──────── Data records ────────
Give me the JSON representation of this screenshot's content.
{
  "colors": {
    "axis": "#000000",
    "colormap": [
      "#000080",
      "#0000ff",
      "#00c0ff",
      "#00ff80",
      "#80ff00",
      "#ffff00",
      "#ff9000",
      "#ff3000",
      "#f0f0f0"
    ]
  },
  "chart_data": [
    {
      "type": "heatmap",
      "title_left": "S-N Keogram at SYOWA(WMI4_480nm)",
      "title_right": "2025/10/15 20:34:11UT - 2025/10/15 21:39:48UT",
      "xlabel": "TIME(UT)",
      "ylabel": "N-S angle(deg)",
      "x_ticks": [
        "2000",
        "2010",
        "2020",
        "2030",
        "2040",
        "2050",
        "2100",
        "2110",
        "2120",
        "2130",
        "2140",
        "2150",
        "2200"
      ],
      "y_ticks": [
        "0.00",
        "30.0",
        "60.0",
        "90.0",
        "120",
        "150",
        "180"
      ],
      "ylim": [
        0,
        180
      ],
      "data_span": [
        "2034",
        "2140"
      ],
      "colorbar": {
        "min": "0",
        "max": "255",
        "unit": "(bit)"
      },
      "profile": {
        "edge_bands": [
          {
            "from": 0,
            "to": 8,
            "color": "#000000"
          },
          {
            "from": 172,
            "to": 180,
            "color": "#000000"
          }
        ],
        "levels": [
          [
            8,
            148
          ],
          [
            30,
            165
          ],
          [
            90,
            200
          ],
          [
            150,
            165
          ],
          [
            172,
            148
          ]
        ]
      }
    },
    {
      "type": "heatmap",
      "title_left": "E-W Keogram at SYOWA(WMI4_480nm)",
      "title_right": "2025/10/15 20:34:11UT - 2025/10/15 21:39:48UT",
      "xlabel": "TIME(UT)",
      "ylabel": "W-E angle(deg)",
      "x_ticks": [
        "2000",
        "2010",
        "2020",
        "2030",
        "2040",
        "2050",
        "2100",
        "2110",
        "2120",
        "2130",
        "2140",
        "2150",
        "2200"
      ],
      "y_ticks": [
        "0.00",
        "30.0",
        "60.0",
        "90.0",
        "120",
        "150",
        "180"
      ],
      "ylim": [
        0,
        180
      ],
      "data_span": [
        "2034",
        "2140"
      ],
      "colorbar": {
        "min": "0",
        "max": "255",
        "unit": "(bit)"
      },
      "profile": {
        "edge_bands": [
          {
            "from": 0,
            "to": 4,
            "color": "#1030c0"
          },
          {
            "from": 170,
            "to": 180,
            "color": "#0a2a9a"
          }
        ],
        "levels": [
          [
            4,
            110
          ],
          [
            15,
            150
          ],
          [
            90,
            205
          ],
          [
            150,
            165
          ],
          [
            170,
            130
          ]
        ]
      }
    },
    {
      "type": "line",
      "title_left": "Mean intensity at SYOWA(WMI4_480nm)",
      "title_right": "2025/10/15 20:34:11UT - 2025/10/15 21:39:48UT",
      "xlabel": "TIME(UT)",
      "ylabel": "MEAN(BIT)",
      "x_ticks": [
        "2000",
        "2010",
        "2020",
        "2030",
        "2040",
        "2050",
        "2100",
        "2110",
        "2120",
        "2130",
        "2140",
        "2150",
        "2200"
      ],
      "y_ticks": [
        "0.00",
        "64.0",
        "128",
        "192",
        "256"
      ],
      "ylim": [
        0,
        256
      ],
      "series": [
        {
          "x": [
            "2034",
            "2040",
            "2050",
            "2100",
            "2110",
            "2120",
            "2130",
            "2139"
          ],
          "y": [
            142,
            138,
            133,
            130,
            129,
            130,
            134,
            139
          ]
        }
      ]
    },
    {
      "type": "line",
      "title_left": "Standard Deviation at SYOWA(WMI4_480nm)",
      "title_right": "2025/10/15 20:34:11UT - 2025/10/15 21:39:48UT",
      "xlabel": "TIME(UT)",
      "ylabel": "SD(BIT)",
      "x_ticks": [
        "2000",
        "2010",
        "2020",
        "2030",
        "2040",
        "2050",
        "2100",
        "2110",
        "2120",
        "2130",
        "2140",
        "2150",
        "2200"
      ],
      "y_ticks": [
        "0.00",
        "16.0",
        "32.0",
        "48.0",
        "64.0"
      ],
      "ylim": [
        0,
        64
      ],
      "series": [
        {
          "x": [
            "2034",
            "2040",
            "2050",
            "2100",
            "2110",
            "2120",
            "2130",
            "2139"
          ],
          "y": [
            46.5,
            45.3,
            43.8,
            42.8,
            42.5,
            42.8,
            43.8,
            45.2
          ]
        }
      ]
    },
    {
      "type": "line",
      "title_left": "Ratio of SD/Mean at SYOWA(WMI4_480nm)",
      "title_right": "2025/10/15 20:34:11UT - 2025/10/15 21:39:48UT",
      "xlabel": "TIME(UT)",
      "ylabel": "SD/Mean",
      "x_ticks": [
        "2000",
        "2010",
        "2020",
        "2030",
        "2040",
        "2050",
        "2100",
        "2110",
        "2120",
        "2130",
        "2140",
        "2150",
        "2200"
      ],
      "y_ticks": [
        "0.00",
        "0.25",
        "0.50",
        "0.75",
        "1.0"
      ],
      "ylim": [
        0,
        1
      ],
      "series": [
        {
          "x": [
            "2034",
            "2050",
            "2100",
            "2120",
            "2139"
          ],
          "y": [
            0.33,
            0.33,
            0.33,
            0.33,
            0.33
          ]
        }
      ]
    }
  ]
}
────────
# [Short problem]
Copy down every line of the entries containing the word "SYOWA".

# [Reply to the task]
      "title_left": "S-N Keogram at SYOWA(WMI4_480nm)",
      "title_left": "E-W Keogram at SYOWA(WMI4_480nm)",
      "title_left": "Mean intensity at SYOWA(WMI4_480nm)",
      "title_left": "Standard Deviation at SYOWA(WMI4_480nm)",
      "title_left": "Ratio of SD/Mean at SYOWA(WMI4_480nm)",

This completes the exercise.